-- Records supplied --
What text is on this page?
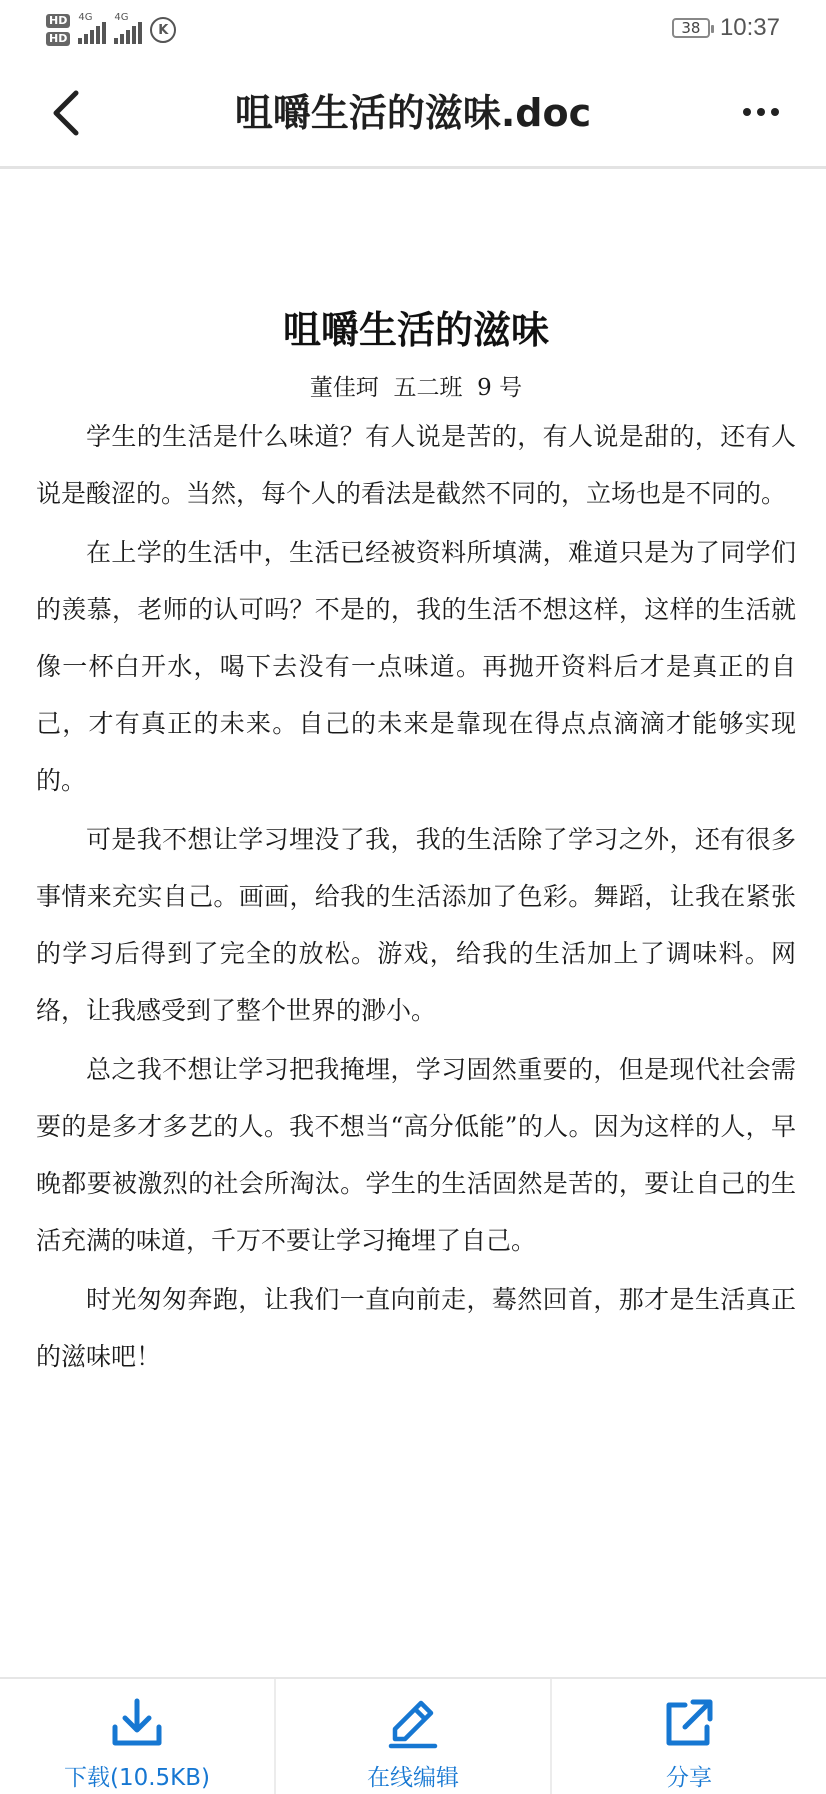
HD
HD
4G 4G
K	38 10:37
咀嚼生活的滋味.doc
咀嚼生活的滋味
董佳珂  五二班  9 号

学生的生活是什么味道？有人说是苦的，有人说是甜的，还有人说是酸涩的。当然，每个人的看法是截然不同的，立场也是不同的。

在上学的生活中，生活已经被资料所填满，难道只是为了同学们的羡慕，老师的认可吗？不是的，我的生活不想这样，这样的生活就像一杯白开水，喝下去没有一点味道。再抛开资料后才是真正的自己，才有真正的未来。自己的未来是靠现在得点点滴滴才能够实现的。

可是我不想让学习埋没了我，我的生活除了学习之外，还有很多事情来充实自己。画画，给我的生活添加了色彩。舞蹈，让我在紧张的学习后得到了完全的放松。游戏，给我的生活加上了调味料。网络，让我感受到了整个世界的渺小。

总之我不想让学习把我掩埋，学习固然重要的，但是现代社会需要的是多才多艺的人。我不想当“高分低能”的人。因为这样的人，早晚都要被激烈的社会所淘汰。学生的生活固然是苦的，要让自己的生活充满的味道，千万不要让学习掩埋了自己。

时光匆匆奔跑，让我们一直向前走，蓦然回首，那才是生活真正的滋味吧！

下载(10.5KB)	在线编辑	分享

-- Exercise --
Exclude the images, then output the data above word for word.

-- Exercise result --
What text is on this page?
HD
HD
4G 4G
K	38 10:37
咀嚼生活的滋味.doc
咀嚼生活的滋味
董佳珂  五二班  9 号

学生的生活是什么味道？有人说是苦的，有人说是甜的，还有人说是酸涩的。当然，每个人的看法是截然不同的，立场也是不同的。

在上学的生活中，生活已经被资料所填满，难道只是为了同学们的羡慕，老师的认可吗？不是的，我的生活不想这样，这样的生活就像一杯白开水，喝下去没有一点味道。再抛开资料后才是真正的自己，才有真正的未来。自己的未来是靠现在得点点滴滴才能够实现的。

可是我不想让学习埋没了我，我的生活除了学习之外，还有很多事情来充实自己。画画，给我的生活添加了色彩。舞蹈，让我在紧张的学习后得到了完全的放松。游戏，给我的生活加上了调味料。网络，让我感受到了整个世界的渺小。

总之我不想让学习把我掩埋，学习固然重要的，但是现代社会需要的是多才多艺的人。我不想当“高分低能”的人。因为这样的人，早晚都要被激烈的社会所淘汰。学生的生活固然是苦的，要让自己的生活充满的味道，千万不要让学习掩埋了自己。

时光匆匆奔跑，让我们一直向前走，蓦然回首，那才是生活真正的滋味吧！

下载(10.5KB)	在线编辑	分享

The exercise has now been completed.